THE TASK. Scan the following material for the string "subtitle" and copy each line in which it appears.

[Data entries]
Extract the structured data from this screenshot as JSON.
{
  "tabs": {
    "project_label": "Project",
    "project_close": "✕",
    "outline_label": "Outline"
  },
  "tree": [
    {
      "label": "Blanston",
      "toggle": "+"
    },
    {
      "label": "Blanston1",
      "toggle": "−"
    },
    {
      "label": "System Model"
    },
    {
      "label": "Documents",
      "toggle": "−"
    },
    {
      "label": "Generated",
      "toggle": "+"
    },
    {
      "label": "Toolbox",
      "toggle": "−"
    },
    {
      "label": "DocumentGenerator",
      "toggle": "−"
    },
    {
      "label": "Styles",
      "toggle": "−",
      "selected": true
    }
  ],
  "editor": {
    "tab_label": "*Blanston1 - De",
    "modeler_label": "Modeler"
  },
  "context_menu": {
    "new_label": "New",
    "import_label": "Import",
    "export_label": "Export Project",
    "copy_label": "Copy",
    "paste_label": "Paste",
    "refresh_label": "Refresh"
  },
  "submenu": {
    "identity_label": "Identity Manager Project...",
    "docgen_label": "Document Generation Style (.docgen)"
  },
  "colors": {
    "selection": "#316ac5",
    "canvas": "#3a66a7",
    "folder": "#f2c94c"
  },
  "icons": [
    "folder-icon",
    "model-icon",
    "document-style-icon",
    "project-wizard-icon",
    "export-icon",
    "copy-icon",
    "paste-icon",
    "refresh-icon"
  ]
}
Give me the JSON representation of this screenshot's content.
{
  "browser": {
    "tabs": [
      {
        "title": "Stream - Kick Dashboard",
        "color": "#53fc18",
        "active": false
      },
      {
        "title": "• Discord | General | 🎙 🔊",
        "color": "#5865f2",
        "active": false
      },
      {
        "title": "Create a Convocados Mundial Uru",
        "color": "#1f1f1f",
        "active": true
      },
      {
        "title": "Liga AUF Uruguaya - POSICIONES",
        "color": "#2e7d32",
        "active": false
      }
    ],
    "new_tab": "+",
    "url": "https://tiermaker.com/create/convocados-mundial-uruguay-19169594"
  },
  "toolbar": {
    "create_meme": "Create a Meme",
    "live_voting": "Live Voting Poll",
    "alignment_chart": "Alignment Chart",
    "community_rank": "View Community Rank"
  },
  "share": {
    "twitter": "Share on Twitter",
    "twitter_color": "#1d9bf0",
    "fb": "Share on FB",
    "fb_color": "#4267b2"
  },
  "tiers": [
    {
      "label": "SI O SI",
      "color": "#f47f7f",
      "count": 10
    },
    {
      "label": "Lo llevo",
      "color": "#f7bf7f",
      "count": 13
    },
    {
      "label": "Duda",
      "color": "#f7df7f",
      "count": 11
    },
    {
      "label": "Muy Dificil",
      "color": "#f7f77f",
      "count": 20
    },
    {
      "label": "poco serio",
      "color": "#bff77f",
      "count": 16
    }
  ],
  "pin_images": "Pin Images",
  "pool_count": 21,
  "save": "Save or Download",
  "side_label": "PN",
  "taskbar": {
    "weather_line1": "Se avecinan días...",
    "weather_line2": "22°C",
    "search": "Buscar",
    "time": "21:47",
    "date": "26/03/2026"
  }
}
--
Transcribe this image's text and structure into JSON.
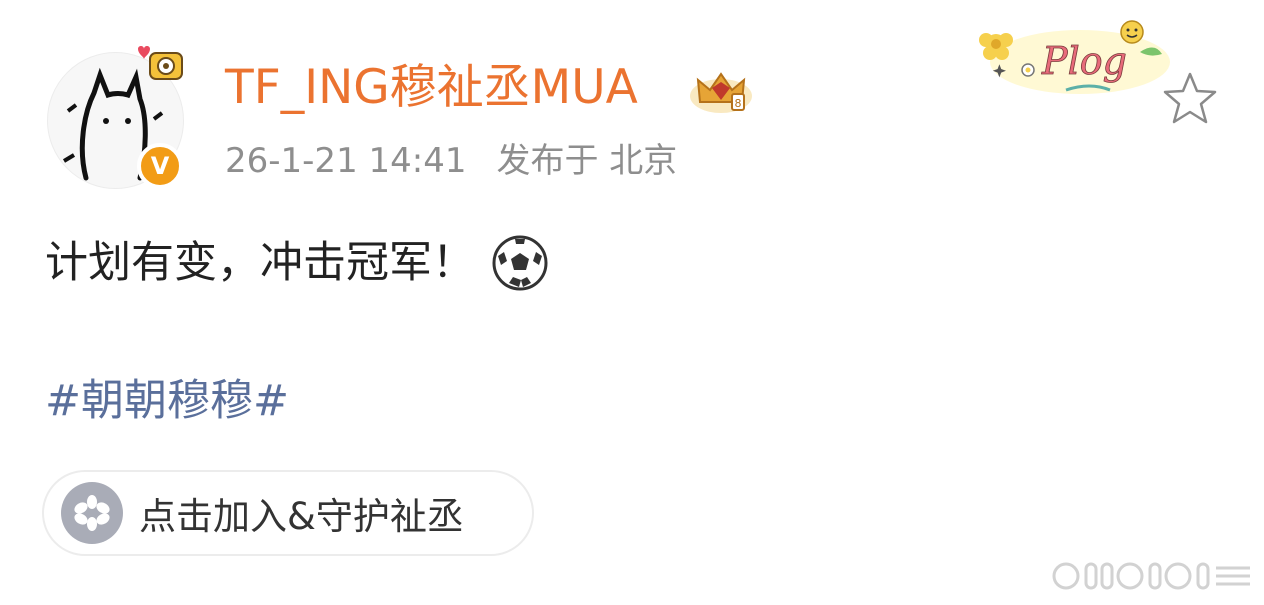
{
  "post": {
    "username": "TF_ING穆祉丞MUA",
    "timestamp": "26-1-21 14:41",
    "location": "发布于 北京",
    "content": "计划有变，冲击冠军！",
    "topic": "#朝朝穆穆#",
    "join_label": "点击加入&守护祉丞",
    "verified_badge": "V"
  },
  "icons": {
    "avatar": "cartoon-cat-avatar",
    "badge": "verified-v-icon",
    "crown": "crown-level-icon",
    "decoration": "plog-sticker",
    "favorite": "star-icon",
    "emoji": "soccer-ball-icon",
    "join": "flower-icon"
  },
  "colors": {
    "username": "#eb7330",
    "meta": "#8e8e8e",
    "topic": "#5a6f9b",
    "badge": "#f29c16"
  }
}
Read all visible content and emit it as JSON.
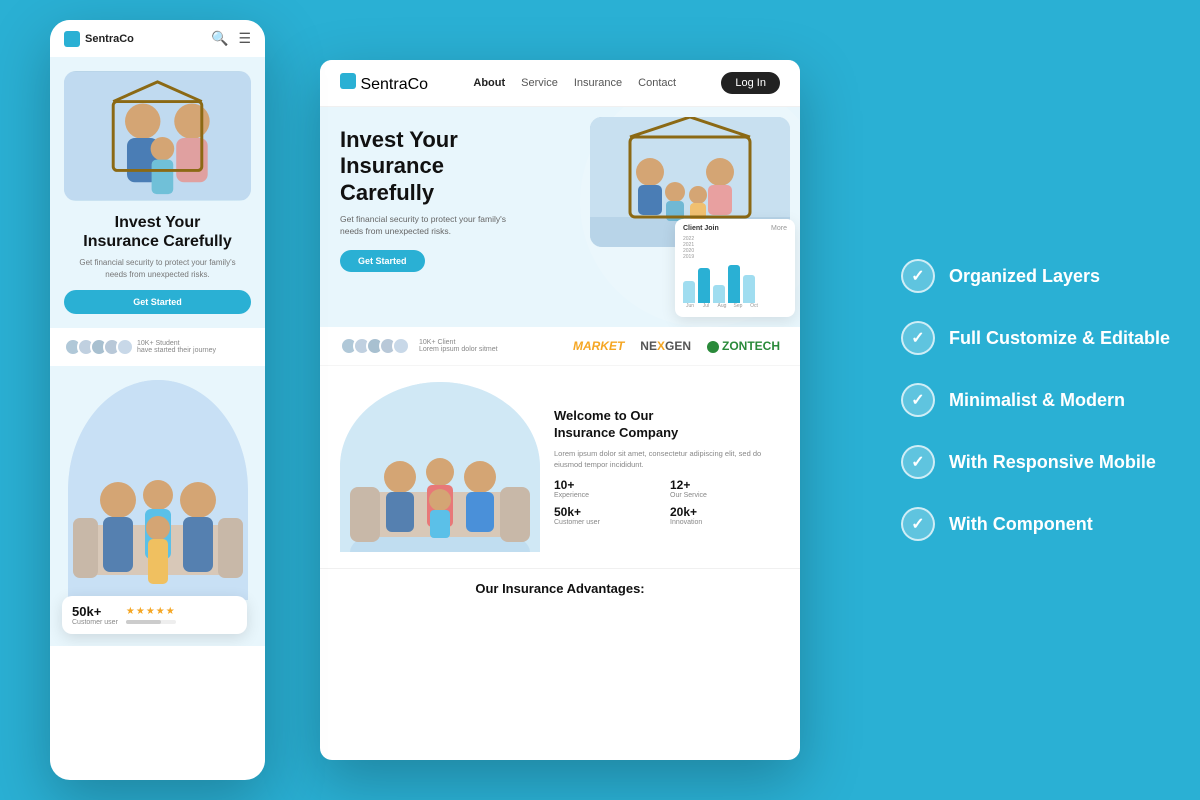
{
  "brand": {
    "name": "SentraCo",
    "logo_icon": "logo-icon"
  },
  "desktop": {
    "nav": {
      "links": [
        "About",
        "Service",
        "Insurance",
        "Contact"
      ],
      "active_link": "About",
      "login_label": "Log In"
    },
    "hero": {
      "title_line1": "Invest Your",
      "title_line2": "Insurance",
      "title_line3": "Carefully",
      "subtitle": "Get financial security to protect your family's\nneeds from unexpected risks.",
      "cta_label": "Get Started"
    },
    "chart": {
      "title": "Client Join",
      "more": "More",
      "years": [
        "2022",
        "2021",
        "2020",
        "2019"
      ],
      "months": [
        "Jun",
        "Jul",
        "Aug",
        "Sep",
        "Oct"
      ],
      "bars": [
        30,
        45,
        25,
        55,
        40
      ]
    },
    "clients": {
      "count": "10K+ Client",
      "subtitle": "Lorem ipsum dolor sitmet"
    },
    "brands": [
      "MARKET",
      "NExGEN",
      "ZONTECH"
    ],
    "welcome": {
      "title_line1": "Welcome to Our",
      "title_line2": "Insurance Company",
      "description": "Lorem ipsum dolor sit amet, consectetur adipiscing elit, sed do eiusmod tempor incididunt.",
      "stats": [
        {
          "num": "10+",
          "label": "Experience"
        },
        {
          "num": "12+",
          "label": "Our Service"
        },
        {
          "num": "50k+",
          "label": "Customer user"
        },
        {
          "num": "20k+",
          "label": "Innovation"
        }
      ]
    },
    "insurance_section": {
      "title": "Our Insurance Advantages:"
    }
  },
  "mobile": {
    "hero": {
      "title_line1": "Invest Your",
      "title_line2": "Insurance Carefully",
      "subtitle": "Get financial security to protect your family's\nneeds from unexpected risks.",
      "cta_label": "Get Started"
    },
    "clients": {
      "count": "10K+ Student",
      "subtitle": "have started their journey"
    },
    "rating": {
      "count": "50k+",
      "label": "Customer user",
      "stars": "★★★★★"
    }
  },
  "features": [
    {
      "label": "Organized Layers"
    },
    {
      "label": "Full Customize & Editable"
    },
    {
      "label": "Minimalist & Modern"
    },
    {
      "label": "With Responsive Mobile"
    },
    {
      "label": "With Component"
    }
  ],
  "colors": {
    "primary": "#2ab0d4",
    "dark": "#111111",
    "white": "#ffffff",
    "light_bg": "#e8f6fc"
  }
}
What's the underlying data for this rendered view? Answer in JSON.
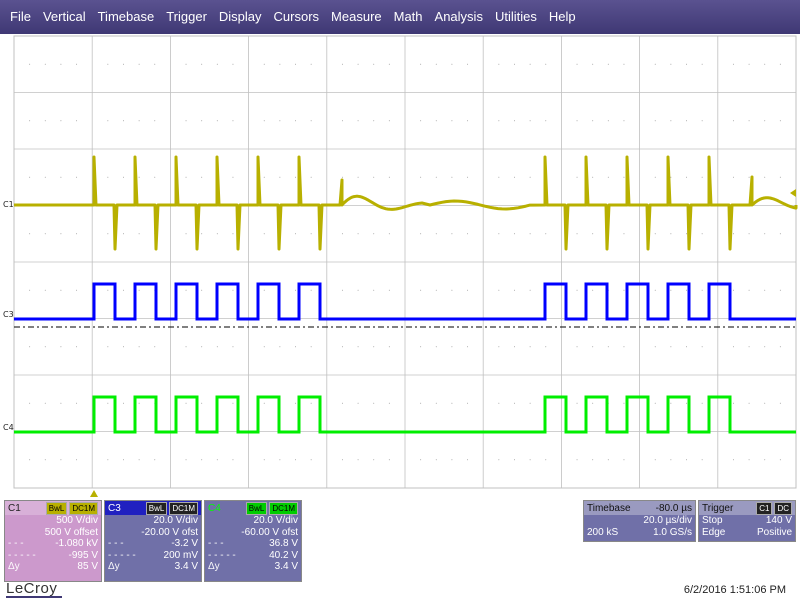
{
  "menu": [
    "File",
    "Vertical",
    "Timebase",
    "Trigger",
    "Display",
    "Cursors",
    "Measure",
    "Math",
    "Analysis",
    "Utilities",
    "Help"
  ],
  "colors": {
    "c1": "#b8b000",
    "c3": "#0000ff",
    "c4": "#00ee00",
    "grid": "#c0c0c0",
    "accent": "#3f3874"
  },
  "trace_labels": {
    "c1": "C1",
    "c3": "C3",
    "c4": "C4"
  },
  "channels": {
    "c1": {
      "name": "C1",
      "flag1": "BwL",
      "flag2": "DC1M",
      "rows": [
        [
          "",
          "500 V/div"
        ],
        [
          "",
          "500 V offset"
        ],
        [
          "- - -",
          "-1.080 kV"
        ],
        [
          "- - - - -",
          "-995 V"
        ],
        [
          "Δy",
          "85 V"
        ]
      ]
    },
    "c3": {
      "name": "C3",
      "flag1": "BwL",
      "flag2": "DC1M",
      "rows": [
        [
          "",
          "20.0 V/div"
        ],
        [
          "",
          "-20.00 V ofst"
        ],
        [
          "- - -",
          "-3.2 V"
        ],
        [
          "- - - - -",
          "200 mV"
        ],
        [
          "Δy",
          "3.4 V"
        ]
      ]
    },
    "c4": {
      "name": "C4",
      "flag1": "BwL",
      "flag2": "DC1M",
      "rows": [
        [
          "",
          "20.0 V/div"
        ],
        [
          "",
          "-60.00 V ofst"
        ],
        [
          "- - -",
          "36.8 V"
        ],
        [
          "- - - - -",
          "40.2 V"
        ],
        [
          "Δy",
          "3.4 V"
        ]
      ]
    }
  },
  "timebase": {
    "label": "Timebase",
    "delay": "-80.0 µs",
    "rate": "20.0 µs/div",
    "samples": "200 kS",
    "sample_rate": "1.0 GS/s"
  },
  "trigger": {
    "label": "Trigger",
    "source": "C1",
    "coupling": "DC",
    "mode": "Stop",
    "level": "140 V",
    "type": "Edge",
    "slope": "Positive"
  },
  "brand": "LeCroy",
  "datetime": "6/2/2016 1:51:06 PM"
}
--
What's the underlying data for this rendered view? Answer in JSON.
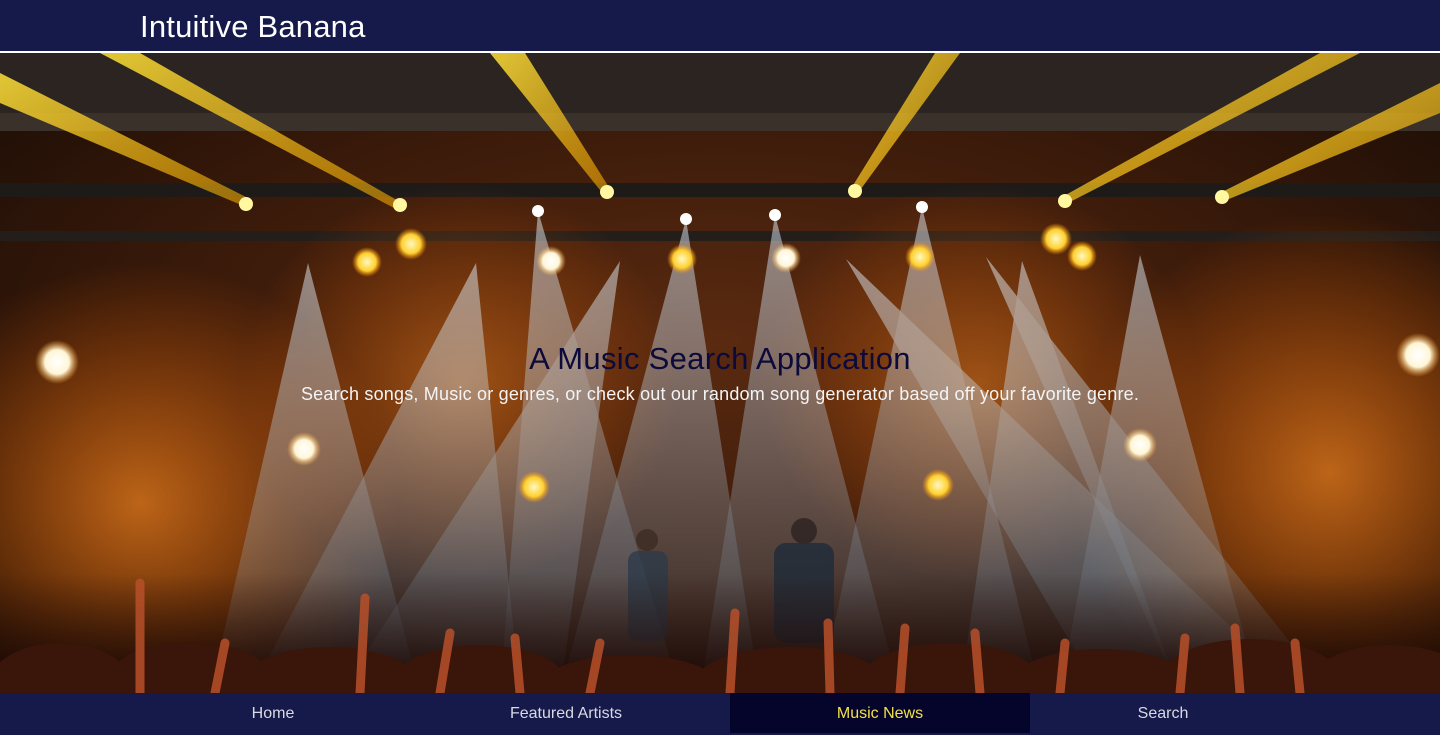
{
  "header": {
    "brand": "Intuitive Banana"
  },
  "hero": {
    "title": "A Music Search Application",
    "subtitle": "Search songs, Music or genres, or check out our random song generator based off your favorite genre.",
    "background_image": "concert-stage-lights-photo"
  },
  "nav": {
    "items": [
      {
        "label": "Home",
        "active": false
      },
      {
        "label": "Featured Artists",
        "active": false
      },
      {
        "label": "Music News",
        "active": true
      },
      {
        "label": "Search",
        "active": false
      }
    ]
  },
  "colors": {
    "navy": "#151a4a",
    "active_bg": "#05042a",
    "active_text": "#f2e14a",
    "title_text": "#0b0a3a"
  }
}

TASK RESPONSE.
      "subtitle": "Get financial security to protect your family's\nneeds from unexpected risks.",
      "subtitle": "Lorem ipsum dolor sitmet"
      "subtitle": "Get financial security to protect your family's\nneeds from unexpected risks.",
      "subtitle": "have started their journey"
    "subtitle": "Search songs, Music or genres, or check out our random song generator based off your favorite genre.",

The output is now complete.